**Selected passage**
Enjoying the quietness of south-west France, with the only annoyance being Bayonne losing 26-25 to Perpignan through conceding unnecessary penalties, the tranquility of a lazy Sunday was disrupted by reading a post by Seconds Out on Bock the Robber’s website.
RTE have been running a poll on who was the greatest Irish person. This began with a Top 40 last March, from which the exclusions are astonishing and many of the inclusions simply bizarre:
1. Bono (1960)
2. Dr. Noel Browne (1915 – 1997)
3. Michael Collins (1890 – 1922)
4. James Connolly (1868 – 1916)
5. Éamon de Valera (1882-1975)
6. Joe Dolan (1939 – 2007)
7. Ronnie Drew (1934 – 2008)
8. Colin Farrell (1976)
9. Garret Fitzgerald (1926)
10. Stephen Gately (1976 – 2009)
11. Bob Geldof (1951)
12. Pádraig Harrington (1971)
13. Charles Haughey (1925 – 2006)
14. Séamus Heaney (1939)
15. John Hume (1937)
16. James Joyce (1882 – 1941)
17. John B. Keane (1928 – 2002)
18. Roy Keane (1971)
19. Ronan Keating (1977)
20. Seán Lemass ( 1899-1971)
21. Jack Lynch (1917 – 1999)
22. Phil Lynott (1951 – 1986)
23. Paul Mc Grath (1959)
24. Christy Moore (1945)
25. Liam Neeson (1952)
26. Daniel O’Connell (1775-1847)
27. Daniel O’Donnell (1961)
28. Brian O’Driscoll (1979)
29. Michael O’Leary (1961)
30. John O’Shea (1944)
31. Sonia O’Sullivan (1969)
32. Charles Stewart Parnell (1846 – 1891)
33. Pádraig Pearse (1879 – 1916)
34. Christy Ring (1920 – 1979)
35. Mary Robinson (1944)
36. Adi Roche (1955)
37. Wolfe Tone (1763 – 1798)nd
38. Louis Walsh (1952)
39. Oscar Wilde (1854 – 1900)
40. W.B. Yeats (1865 – 1939)
It is presumably a poll on the greatest 26 Counties person, with the odd Ulsterman thrown in because of southward inclinations; thus John Hume and Seamus Heaney make the list, but there is no place for George Best in a list that includes the much lesser talents of Paul McGrath and Roy Keane.

**Dataset entries**
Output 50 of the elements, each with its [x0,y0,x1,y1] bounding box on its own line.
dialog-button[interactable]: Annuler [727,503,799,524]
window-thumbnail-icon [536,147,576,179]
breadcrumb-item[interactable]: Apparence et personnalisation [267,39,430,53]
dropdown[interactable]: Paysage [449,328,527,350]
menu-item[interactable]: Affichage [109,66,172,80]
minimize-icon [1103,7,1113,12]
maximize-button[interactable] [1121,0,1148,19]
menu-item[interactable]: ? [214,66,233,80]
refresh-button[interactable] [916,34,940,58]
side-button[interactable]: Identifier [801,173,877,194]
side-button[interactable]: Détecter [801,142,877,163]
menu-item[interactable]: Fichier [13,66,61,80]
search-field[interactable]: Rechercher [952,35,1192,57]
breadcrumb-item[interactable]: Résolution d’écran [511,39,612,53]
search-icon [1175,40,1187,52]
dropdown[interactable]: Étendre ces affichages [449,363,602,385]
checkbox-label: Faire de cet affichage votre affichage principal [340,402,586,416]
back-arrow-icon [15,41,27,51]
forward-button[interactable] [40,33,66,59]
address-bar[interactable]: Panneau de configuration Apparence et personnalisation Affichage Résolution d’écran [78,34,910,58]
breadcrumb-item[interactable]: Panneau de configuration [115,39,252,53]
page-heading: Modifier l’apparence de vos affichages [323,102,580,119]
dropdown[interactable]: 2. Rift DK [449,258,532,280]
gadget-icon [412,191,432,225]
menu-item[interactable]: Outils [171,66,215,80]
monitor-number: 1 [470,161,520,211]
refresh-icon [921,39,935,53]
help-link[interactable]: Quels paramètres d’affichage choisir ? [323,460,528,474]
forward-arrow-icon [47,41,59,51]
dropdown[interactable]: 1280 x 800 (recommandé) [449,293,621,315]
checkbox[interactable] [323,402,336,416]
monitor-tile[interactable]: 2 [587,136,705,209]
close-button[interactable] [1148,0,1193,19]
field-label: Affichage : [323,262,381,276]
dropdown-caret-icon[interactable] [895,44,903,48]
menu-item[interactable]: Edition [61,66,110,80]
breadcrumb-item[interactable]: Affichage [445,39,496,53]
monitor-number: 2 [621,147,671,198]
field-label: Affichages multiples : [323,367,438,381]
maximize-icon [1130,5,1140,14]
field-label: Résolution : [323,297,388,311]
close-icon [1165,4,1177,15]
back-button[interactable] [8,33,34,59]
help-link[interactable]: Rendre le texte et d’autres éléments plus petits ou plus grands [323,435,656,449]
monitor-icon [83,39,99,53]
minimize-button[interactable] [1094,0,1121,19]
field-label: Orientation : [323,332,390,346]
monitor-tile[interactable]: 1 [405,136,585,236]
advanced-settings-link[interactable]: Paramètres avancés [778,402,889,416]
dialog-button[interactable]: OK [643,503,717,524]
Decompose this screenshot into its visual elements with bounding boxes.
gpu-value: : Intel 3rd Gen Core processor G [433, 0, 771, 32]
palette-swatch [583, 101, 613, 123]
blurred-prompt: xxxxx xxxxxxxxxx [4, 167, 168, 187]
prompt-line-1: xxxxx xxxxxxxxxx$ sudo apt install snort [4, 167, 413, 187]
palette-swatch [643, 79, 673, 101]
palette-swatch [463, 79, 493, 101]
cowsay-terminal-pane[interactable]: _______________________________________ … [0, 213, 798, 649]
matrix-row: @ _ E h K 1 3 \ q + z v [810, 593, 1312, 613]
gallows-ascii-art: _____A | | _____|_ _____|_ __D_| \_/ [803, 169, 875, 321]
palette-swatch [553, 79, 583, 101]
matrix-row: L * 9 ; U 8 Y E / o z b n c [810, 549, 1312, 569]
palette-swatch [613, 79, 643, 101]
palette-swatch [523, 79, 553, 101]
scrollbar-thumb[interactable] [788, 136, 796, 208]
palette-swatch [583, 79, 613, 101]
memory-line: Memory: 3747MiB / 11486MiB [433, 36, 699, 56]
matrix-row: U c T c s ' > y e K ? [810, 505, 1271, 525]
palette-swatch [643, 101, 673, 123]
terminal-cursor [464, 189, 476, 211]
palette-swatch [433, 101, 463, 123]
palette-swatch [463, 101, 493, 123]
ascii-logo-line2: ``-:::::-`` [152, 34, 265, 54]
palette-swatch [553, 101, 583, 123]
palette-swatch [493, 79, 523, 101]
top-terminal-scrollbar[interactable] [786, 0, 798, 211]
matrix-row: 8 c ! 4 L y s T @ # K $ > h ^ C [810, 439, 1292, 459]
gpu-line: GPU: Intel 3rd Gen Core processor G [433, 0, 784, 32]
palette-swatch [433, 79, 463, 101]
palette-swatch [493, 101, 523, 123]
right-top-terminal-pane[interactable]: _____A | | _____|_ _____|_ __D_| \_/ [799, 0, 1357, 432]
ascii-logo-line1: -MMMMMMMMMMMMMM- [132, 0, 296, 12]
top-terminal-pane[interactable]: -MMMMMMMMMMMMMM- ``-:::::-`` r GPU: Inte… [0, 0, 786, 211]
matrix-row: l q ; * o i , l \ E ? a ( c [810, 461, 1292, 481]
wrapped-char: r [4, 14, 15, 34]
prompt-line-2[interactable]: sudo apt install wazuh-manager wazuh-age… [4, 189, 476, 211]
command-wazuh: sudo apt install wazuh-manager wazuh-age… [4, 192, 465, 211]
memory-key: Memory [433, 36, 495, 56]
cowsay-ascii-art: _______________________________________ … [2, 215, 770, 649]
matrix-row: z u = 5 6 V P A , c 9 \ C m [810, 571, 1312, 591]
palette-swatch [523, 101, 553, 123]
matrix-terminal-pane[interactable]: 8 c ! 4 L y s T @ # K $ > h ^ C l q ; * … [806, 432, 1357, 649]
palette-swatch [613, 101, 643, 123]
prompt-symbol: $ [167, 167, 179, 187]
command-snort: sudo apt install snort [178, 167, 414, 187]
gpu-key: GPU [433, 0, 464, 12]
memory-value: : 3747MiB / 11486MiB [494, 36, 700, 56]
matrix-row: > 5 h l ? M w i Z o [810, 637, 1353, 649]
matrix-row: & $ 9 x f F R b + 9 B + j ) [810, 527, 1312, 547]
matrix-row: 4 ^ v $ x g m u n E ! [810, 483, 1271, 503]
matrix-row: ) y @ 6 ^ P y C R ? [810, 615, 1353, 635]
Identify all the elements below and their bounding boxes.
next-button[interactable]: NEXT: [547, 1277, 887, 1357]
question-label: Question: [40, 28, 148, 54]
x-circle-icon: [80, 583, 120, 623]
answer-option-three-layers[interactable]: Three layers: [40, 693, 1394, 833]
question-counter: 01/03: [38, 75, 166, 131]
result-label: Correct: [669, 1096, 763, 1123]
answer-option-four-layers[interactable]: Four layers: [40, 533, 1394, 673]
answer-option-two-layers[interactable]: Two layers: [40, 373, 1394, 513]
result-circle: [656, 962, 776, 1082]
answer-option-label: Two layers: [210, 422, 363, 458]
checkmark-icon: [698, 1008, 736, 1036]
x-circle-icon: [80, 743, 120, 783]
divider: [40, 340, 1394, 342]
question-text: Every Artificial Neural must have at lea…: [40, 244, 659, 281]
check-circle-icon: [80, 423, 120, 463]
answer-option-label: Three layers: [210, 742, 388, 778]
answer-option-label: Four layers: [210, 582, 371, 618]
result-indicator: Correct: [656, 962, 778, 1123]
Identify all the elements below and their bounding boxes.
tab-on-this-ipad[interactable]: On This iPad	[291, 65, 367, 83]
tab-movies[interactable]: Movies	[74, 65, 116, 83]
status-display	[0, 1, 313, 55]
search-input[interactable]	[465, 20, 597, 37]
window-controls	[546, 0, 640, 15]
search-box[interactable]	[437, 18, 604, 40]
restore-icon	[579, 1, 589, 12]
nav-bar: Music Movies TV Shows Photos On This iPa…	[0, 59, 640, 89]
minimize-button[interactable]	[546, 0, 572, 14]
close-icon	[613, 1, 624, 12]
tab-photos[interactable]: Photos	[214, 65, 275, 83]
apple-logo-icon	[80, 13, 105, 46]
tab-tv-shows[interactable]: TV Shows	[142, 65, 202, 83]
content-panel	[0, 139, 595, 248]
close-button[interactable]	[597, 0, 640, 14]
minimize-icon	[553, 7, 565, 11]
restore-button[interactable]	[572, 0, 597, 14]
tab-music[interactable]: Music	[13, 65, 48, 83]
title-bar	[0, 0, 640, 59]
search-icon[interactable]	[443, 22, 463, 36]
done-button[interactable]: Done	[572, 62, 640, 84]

**Required work**
• A. List every person in the post about the RTE poll whose stated birth year falls between 1950 and 1959.
• B. Decide whether each statement agrees with the post about the RTE poll, answering yes or no and quoting the deciding words: (i) Bayonne lost to Perpignan by a single point. (ii) The Top 40 was released last June. (iii) George Best appears on the list.
• C. Summarize the post about the RTE poll in two sentences.

**Results of the exercise**
• A.
- Bob Geldof (1951)
- Phil Lynott (1951)
- Paul Mc Grath (1959)
- Liam Neeson (1952)
- Adi Roche (1955)
- Louis Walsh (1952)

• B.
(i) Yes: "Bayonne losing 26-25 to Perpignan"
(ii) No: "This began with a Top 40 last March"
(iii) No: "there is no place for George Best"

• C. RTE has been running a poll on the greatest Irish person, which began last March with a Top 40 whose exclusions the writer finds astonishing and many of whose inclusions the writer finds bizarre. The writer suggests that the poll is effectively about the greatest 26 Counties person, noting that Ulstermen such as John Hume and Seamus Heaney are included while George Best is left out in favor of lesser talents like Paul McGrath and Roy Keane.